## Stored data
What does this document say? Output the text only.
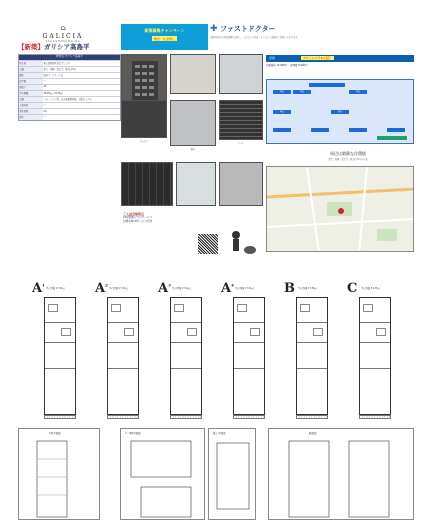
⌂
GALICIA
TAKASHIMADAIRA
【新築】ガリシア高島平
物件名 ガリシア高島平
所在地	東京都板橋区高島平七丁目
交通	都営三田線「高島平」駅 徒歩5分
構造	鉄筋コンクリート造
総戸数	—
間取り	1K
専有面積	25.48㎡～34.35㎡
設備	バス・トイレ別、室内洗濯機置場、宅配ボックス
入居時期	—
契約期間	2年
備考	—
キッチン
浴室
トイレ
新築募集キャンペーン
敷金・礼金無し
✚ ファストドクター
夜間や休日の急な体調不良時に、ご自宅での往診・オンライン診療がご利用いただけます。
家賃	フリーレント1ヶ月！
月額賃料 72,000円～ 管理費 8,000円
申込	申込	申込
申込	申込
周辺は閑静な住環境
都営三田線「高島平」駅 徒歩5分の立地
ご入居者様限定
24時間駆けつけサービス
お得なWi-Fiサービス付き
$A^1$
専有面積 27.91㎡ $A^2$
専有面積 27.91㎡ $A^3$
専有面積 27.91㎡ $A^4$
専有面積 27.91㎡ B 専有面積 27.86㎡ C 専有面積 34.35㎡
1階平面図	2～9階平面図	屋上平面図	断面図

## What is asked
Repeat the entries exactly and keep the pictures out of the copy.

## Answer to the task
What does this document say? Output the text only.
⌂
GALICIA
TAKASHIMADAIRA
【新築】ガリシア高島平
物件名 ガリシア高島平
所在地	東京都板橋区高島平七丁目
交通	都営三田線「高島平」駅 徒歩5分
構造	鉄筋コンクリート造
総戸数	—
間取り	1K
専有面積	25.48㎡～34.35㎡
設備	バス・トイレ別、室内洗濯機置場、宅配ボックス
入居時期	—
契約期間	2年
備考	—
キッチン
浴室
トイレ
新築募集キャンペーン
敷金・礼金無し
✚ ファストドクター
夜間や休日の急な体調不良時に、ご自宅での往診・オンライン診療がご利用いただけます。
家賃	フリーレント1ヶ月！
月額賃料 72,000円～ 管理費 8,000円
申込	申込	申込
申込	申込
周辺は閑静な住環境
都営三田線「高島平」駅 徒歩5分の立地
ご入居者様限定
24時間駆けつけサービス
お得なWi-Fiサービス付き
$A^1$
専有面積 27.91㎡ $A^2$
専有面積 27.91㎡ $A^3$
専有面積 27.91㎡ $A^4$
専有面積 27.91㎡ B 専有面積 27.86㎡ C 専有面積 34.35㎡
1階平面図	2～9階平面図	屋上平面図	断面図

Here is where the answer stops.